AIM OF THE EXERCISE: Output every entry exactly as written, skipping any pictures.

Source records:
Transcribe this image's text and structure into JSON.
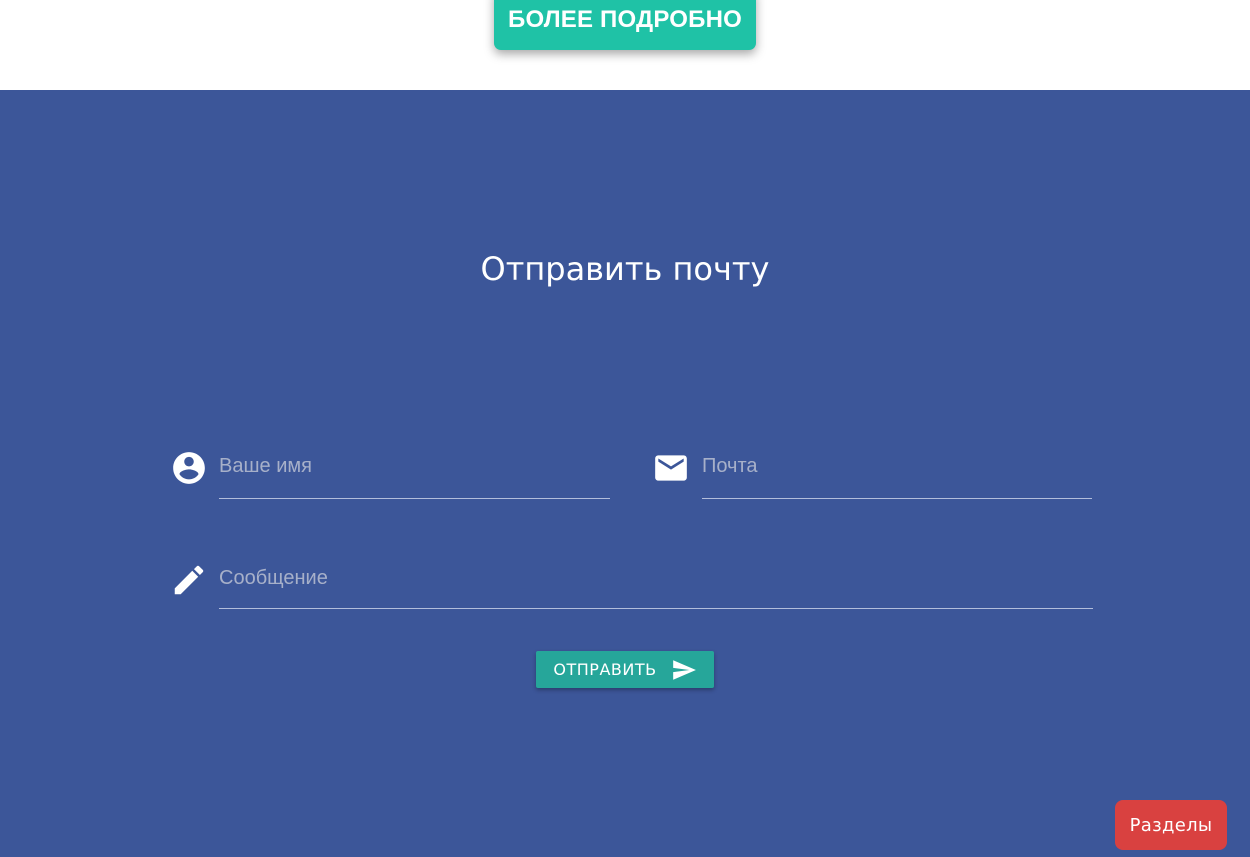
{
  "header": {
    "more_button_label": "БОЛЕЕ ПОДРОБНО"
  },
  "contact": {
    "title": "Отправить почту",
    "fields": {
      "name": {
        "placeholder": "Ваше имя",
        "value": "",
        "icon": "account-circle-icon"
      },
      "email": {
        "placeholder": "Почта",
        "value": "",
        "icon": "mail-icon"
      },
      "message": {
        "placeholder": "Сообщение",
        "value": "",
        "icon": "pencil-icon"
      }
    },
    "send_button": {
      "label": "ОТПРАВИТЬ",
      "icon": "send-icon"
    }
  },
  "floating": {
    "sections_label": "Разделы"
  },
  "colors": {
    "section_background": "#3c5699",
    "more_button": "#1fc2a6",
    "send_button": "#26a69a",
    "sections_button": "#d94140"
  }
}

WRITTEN RESPONSE:
Transcribe this image's text and structure into JSON.
{
  "header": {
    "more_button_label": "БОЛЕЕ ПОДРОБНО"
  },
  "contact": {
    "title": "Отправить почту",
    "fields": {
      "name": {
        "placeholder": "Ваше имя",
        "value": "",
        "icon": "account-circle-icon"
      },
      "email": {
        "placeholder": "Почта",
        "value": "",
        "icon": "mail-icon"
      },
      "message": {
        "placeholder": "Сообщение",
        "value": "",
        "icon": "pencil-icon"
      }
    },
    "send_button": {
      "label": "ОТПРАВИТЬ",
      "icon": "send-icon"
    }
  },
  "floating": {
    "sections_label": "Разделы"
  },
  "colors": {
    "section_background": "#3c5699",
    "more_button": "#1fc2a6",
    "send_button": "#26a69a",
    "sections_button": "#d94140"
  }
}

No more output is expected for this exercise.